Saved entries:
···

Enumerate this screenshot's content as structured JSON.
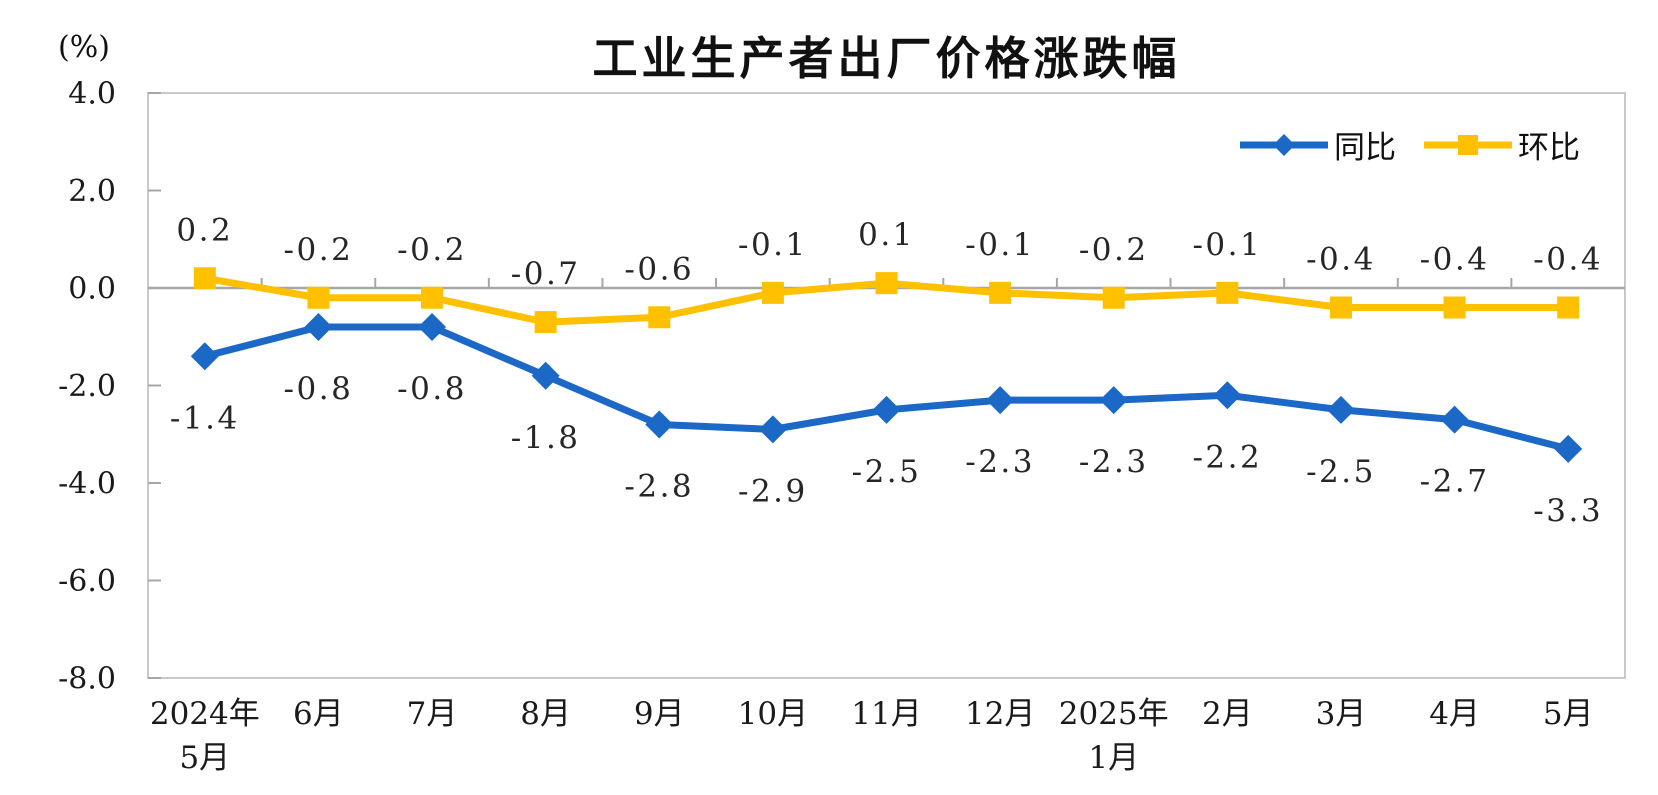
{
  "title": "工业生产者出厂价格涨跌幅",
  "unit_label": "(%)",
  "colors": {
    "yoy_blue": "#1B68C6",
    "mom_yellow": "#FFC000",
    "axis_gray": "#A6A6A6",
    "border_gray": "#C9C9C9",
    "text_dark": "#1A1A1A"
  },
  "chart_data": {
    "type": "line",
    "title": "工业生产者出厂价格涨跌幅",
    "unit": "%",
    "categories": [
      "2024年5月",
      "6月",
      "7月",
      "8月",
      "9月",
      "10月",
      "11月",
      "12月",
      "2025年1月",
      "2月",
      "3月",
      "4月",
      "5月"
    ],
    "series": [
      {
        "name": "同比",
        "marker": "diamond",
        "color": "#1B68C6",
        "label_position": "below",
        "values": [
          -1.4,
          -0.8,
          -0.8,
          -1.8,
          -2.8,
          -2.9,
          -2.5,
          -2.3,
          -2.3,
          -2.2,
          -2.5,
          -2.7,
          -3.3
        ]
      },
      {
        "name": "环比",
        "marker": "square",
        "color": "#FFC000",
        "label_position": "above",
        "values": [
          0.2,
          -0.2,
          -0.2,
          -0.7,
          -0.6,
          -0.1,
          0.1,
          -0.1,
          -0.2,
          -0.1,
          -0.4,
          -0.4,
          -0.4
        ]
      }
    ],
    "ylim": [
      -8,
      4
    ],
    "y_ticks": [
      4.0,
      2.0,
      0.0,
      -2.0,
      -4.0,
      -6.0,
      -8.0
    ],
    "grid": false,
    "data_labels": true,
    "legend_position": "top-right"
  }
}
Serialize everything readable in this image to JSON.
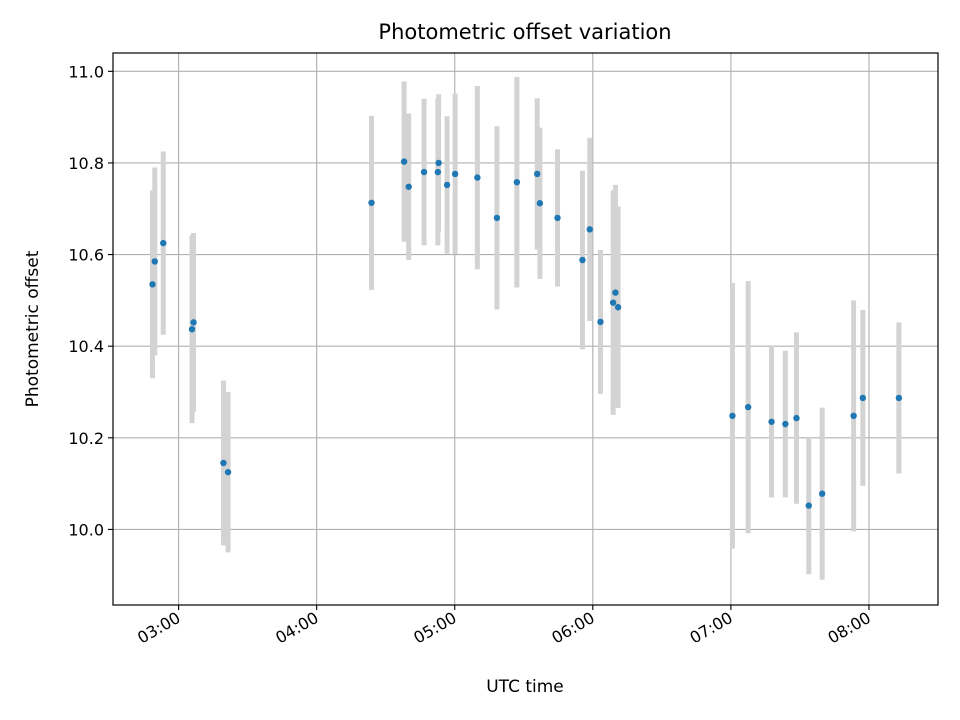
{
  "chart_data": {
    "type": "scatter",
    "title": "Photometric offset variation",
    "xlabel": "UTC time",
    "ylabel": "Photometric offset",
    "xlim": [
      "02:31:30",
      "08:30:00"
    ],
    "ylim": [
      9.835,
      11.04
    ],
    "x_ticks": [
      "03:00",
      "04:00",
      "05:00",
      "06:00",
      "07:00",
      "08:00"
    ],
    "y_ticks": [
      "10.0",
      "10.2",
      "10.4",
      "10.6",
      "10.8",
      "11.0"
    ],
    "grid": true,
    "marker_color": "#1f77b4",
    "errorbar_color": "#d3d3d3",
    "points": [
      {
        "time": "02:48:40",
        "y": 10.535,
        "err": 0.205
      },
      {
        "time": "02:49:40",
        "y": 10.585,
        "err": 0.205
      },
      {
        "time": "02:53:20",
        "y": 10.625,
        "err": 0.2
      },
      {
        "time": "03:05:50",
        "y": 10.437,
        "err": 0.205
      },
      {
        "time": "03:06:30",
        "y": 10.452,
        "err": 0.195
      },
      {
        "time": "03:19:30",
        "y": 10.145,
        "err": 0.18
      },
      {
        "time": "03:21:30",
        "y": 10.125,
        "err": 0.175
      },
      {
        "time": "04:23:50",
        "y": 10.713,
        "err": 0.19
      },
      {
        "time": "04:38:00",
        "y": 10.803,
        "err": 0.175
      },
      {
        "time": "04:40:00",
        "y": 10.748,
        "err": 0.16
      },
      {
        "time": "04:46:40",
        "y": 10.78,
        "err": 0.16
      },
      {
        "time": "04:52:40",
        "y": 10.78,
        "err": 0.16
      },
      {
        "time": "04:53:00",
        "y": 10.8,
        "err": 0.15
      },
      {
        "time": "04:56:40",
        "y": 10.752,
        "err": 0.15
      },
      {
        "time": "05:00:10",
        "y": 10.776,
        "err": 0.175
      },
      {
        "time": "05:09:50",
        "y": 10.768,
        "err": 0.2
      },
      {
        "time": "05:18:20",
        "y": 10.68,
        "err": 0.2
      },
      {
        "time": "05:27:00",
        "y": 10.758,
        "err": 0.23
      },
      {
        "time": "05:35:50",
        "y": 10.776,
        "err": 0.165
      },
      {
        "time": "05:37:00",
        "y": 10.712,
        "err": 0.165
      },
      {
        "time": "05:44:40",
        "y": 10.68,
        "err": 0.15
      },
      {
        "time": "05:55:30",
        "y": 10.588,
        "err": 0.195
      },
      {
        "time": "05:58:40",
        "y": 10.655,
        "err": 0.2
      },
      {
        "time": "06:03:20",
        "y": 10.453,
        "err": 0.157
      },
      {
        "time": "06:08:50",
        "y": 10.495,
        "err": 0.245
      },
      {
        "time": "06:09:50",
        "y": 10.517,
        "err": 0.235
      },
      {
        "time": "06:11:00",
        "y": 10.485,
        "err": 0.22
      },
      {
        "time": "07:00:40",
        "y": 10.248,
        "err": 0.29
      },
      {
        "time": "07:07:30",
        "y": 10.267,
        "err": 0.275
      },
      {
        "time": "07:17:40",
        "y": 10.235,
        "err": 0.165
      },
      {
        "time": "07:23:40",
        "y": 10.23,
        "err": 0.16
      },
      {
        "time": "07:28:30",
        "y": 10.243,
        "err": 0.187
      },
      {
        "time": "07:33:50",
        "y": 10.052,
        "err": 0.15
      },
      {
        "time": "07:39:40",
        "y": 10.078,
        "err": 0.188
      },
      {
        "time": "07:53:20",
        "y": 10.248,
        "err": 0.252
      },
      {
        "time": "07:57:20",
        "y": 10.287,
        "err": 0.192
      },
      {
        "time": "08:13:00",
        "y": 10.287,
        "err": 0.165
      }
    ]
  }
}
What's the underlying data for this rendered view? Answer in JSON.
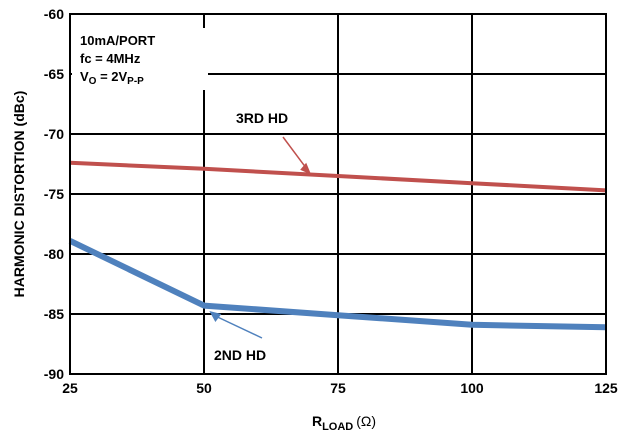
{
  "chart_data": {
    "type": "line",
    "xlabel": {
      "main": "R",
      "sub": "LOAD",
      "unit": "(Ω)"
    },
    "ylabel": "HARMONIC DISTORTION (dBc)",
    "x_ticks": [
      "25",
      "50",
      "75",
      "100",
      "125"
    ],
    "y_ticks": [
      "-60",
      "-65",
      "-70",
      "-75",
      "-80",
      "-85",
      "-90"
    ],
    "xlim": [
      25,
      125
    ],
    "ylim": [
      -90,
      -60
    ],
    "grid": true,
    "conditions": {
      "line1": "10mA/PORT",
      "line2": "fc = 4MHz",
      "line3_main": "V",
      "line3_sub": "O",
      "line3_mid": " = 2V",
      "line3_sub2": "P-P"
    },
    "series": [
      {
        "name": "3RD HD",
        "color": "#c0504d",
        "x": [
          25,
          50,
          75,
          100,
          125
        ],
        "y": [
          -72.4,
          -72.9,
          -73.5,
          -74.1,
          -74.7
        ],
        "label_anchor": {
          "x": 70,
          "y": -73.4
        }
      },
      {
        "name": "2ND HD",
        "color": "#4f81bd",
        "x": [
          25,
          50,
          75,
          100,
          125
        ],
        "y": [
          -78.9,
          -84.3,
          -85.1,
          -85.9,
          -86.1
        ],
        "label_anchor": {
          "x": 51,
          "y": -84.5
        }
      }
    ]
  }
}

···

Search the listing above for the string "工业生产者出厂价格涨跌幅". Copy every line that contains it.

  "title": "工业生产者出厂价格涨跌幅",
    "title": "工业生产者出厂价格涨跌幅",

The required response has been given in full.